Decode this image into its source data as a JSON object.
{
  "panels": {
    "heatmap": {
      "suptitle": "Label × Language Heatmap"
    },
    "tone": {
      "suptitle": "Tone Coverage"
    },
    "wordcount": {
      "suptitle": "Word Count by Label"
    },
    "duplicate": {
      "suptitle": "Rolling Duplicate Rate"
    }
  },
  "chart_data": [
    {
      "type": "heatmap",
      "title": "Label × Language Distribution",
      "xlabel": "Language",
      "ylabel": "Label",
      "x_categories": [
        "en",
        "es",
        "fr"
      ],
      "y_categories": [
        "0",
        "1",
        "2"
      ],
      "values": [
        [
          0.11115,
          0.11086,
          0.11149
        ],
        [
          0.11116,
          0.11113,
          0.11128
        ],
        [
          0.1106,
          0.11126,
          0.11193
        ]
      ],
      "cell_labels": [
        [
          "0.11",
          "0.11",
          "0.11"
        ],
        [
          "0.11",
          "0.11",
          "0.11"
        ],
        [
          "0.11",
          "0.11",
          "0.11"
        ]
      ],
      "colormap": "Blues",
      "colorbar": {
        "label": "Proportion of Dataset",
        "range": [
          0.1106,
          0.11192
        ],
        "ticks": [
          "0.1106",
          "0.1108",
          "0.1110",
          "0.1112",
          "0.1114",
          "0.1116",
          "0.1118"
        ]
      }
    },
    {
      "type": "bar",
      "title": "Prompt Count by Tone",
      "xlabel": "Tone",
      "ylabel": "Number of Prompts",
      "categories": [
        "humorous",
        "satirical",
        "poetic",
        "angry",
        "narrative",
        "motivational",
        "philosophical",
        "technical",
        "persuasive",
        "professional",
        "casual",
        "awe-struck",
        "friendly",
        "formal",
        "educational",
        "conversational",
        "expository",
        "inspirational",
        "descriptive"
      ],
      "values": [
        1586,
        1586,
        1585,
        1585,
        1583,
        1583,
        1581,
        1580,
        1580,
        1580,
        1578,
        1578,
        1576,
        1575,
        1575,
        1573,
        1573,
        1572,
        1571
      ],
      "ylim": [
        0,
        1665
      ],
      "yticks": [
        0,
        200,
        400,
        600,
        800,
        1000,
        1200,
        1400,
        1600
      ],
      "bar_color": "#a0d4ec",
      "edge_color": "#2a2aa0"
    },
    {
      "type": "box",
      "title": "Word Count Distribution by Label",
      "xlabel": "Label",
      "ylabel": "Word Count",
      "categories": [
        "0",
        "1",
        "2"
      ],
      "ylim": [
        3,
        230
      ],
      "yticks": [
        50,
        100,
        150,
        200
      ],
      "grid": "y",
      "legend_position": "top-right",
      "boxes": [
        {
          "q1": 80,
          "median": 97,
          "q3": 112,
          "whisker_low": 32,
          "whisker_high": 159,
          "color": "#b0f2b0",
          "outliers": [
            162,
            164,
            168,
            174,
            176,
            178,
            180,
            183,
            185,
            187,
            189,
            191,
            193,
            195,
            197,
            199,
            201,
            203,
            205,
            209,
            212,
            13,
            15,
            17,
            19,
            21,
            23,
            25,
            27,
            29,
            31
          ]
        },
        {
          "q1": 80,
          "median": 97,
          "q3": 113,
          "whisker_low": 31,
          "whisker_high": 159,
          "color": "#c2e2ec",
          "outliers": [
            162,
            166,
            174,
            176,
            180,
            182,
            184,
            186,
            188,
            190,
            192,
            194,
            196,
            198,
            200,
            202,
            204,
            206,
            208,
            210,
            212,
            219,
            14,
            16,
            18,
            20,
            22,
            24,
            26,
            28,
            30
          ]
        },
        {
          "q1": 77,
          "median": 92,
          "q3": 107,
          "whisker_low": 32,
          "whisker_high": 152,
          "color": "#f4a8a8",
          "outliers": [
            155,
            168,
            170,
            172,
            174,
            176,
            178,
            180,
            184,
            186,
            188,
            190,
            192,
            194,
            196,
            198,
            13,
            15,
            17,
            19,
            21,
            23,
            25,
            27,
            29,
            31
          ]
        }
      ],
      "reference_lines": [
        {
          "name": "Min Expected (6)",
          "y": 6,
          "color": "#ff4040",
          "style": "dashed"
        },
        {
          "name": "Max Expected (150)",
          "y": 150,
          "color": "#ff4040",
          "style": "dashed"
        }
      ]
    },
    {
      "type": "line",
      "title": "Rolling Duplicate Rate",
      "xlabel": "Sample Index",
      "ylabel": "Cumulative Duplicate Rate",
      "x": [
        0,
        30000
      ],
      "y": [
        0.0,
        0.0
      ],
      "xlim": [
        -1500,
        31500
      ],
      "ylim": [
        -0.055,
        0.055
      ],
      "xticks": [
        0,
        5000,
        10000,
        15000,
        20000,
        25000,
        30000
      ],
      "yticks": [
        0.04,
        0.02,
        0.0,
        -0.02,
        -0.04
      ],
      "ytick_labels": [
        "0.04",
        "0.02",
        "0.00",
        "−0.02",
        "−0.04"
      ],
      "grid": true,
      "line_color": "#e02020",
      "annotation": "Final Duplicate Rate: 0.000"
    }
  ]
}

» **The request**: Write out the whole listing again, exactly as it stands.

» **Output of the exercise**:
Decode this image into its source data as a JSON object.
{
  "panels": {
    "heatmap": {
      "suptitle": "Label × Language Heatmap"
    },
    "tone": {
      "suptitle": "Tone Coverage"
    },
    "wordcount": {
      "suptitle": "Word Count by Label"
    },
    "duplicate": {
      "suptitle": "Rolling Duplicate Rate"
    }
  },
  "chart_data": [
    {
      "type": "heatmap",
      "title": "Label × Language Distribution",
      "xlabel": "Language",
      "ylabel": "Label",
      "x_categories": [
        "en",
        "es",
        "fr"
      ],
      "y_categories": [
        "0",
        "1",
        "2"
      ],
      "values": [
        [
          0.11115,
          0.11086,
          0.11149
        ],
        [
          0.11116,
          0.11113,
          0.11128
        ],
        [
          0.1106,
          0.11126,
          0.11193
        ]
      ],
      "cell_labels": [
        [
          "0.11",
          "0.11",
          "0.11"
        ],
        [
          "0.11",
          "0.11",
          "0.11"
        ],
        [
          "0.11",
          "0.11",
          "0.11"
        ]
      ],
      "colormap": "Blues",
      "colorbar": {
        "label": "Proportion of Dataset",
        "range": [
          0.1106,
          0.11192
        ],
        "ticks": [
          "0.1106",
          "0.1108",
          "0.1110",
          "0.1112",
          "0.1114",
          "0.1116",
          "0.1118"
        ]
      }
    },
    {
      "type": "bar",
      "title": "Prompt Count by Tone",
      "xlabel": "Tone",
      "ylabel": "Number of Prompts",
      "categories": [
        "humorous",
        "satirical",
        "poetic",
        "angry",
        "narrative",
        "motivational",
        "philosophical",
        "technical",
        "persuasive",
        "professional",
        "casual",
        "awe-struck",
        "friendly",
        "formal",
        "educational",
        "conversational",
        "expository",
        "inspirational",
        "descriptive"
      ],
      "values": [
        1586,
        1586,
        1585,
        1585,
        1583,
        1583,
        1581,
        1580,
        1580,
        1580,
        1578,
        1578,
        1576,
        1575,
        1575,
        1573,
        1573,
        1572,
        1571
      ],
      "ylim": [
        0,
        1665
      ],
      "yticks": [
        0,
        200,
        400,
        600,
        800,
        1000,
        1200,
        1400,
        1600
      ],
      "bar_color": "#a0d4ec",
      "edge_color": "#2a2aa0"
    },
    {
      "type": "box",
      "title": "Word Count Distribution by Label",
      "xlabel": "Label",
      "ylabel": "Word Count",
      "categories": [
        "0",
        "1",
        "2"
      ],
      "ylim": [
        3,
        230
      ],
      "yticks": [
        50,
        100,
        150,
        200
      ],
      "grid": "y",
      "legend_position": "top-right",
      "boxes": [
        {
          "q1": 80,
          "median": 97,
          "q3": 112,
          "whisker_low": 32,
          "whisker_high": 159,
          "color": "#b0f2b0",
          "outliers": [
            162,
            164,
            168,
            174,
            176,
            178,
            180,
            183,
            185,
            187,
            189,
            191,
            193,
            195,
            197,
            199,
            201,
            203,
            205,
            209,
            212,
            13,
            15,
            17,
            19,
            21,
            23,
            25,
            27,
            29,
            31
          ]
        },
        {
          "q1": 80,
          "median": 97,
          "q3": 113,
          "whisker_low": 31,
          "whisker_high": 159,
          "color": "#c2e2ec",
          "outliers": [
            162,
            166,
            174,
            176,
            180,
            182,
            184,
            186,
            188,
            190,
            192,
            194,
            196,
            198,
            200,
            202,
            204,
            206,
            208,
            210,
            212,
            219,
            14,
            16,
            18,
            20,
            22,
            24,
            26,
            28,
            30
          ]
        },
        {
          "q1": 77,
          "median": 92,
          "q3": 107,
          "whisker_low": 32,
          "whisker_high": 152,
          "color": "#f4a8a8",
          "outliers": [
            155,
            168,
            170,
            172,
            174,
            176,
            178,
            180,
            184,
            186,
            188,
            190,
            192,
            194,
            196,
            198,
            13,
            15,
            17,
            19,
            21,
            23,
            25,
            27,
            29,
            31
          ]
        }
      ],
      "reference_lines": [
        {
          "name": "Min Expected (6)",
          "y": 6,
          "color": "#ff4040",
          "style": "dashed"
        },
        {
          "name": "Max Expected (150)",
          "y": 150,
          "color": "#ff4040",
          "style": "dashed"
        }
      ]
    },
    {
      "type": "line",
      "title": "Rolling Duplicate Rate",
      "xlabel": "Sample Index",
      "ylabel": "Cumulative Duplicate Rate",
      "x": [
        0,
        30000
      ],
      "y": [
        0.0,
        0.0
      ],
      "xlim": [
        -1500,
        31500
      ],
      "ylim": [
        -0.055,
        0.055
      ],
      "xticks": [
        0,
        5000,
        10000,
        15000,
        20000,
        25000,
        30000
      ],
      "yticks": [
        0.04,
        0.02,
        0.0,
        -0.02,
        -0.04
      ],
      "ytick_labels": [
        "0.04",
        "0.02",
        "0.00",
        "−0.02",
        "−0.04"
      ],
      "grid": true,
      "line_color": "#e02020",
      "annotation": "Final Duplicate Rate: 0.000"
    }
  ]
}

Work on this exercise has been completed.